(Records contained in a dataset)

+ + + +

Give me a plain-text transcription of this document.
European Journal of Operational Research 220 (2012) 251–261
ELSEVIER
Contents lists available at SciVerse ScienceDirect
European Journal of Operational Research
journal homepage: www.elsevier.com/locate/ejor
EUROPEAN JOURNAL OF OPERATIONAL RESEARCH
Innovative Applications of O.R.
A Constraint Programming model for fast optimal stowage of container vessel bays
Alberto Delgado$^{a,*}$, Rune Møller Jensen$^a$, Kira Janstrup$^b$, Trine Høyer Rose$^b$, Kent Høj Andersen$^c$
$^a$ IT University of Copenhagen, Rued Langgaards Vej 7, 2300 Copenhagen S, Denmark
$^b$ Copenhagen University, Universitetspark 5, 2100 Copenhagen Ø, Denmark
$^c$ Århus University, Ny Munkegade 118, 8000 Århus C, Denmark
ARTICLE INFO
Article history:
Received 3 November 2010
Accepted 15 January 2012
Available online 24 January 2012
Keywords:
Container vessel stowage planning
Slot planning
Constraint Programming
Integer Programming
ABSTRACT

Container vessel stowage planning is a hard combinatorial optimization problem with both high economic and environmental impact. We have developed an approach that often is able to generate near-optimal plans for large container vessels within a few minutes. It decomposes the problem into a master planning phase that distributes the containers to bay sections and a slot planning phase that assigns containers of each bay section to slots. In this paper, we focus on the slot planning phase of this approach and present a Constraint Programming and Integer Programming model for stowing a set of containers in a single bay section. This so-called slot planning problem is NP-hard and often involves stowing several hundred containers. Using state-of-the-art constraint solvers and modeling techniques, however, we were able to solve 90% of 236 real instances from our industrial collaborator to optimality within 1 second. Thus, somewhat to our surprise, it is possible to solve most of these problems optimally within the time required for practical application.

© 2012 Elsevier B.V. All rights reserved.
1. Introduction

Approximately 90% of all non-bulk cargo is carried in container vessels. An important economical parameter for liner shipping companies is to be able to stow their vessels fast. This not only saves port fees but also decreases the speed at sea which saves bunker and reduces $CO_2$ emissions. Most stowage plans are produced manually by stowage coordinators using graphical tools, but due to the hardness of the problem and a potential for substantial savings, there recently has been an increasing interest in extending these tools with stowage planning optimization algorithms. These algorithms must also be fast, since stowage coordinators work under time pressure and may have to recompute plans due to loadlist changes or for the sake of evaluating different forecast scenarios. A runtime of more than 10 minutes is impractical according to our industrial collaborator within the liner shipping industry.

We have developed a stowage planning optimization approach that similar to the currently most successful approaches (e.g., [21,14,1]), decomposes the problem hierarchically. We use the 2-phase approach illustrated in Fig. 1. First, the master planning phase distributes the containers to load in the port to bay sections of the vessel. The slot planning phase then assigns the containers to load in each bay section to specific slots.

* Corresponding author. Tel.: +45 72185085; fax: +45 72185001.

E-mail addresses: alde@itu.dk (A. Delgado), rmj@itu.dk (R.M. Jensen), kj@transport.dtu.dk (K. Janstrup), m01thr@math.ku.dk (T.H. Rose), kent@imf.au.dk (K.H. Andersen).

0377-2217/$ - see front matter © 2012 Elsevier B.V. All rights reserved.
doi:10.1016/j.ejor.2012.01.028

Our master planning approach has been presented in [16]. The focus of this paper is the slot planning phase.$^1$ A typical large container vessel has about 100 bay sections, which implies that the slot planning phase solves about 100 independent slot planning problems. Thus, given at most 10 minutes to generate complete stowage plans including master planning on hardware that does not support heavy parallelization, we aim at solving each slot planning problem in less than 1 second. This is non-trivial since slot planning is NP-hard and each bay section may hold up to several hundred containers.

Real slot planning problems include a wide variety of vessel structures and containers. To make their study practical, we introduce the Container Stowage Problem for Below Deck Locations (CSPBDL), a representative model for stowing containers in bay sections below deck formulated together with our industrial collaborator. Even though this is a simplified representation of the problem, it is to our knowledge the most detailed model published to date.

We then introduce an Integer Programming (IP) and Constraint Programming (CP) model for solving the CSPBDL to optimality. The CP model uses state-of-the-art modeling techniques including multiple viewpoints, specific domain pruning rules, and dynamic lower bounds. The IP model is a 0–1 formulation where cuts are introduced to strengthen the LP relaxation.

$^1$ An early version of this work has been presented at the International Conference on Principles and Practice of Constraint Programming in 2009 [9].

+ + + +

→ **GIVEN PROBLEM**
Identify all lines where the word "Rose" shows up. Copy them.

→ **CORRECT RESULT**
Alberto Delgado$^{a,*}$, Rune Møller Jensen$^a$, Kira Janstrup$^b$, Trine Høyer Rose$^b$, Kent Høj Andersen$^c$
E-mail addresses: alde@itu.dk (A. Delgado), rmj@itu.dk (R.M. Jensen), kj@transport.dtu.dk (K. Janstrup), m01thr@math.ku.dk (T.H. Rose), kent@imf.au.dk (K.H. Andersen).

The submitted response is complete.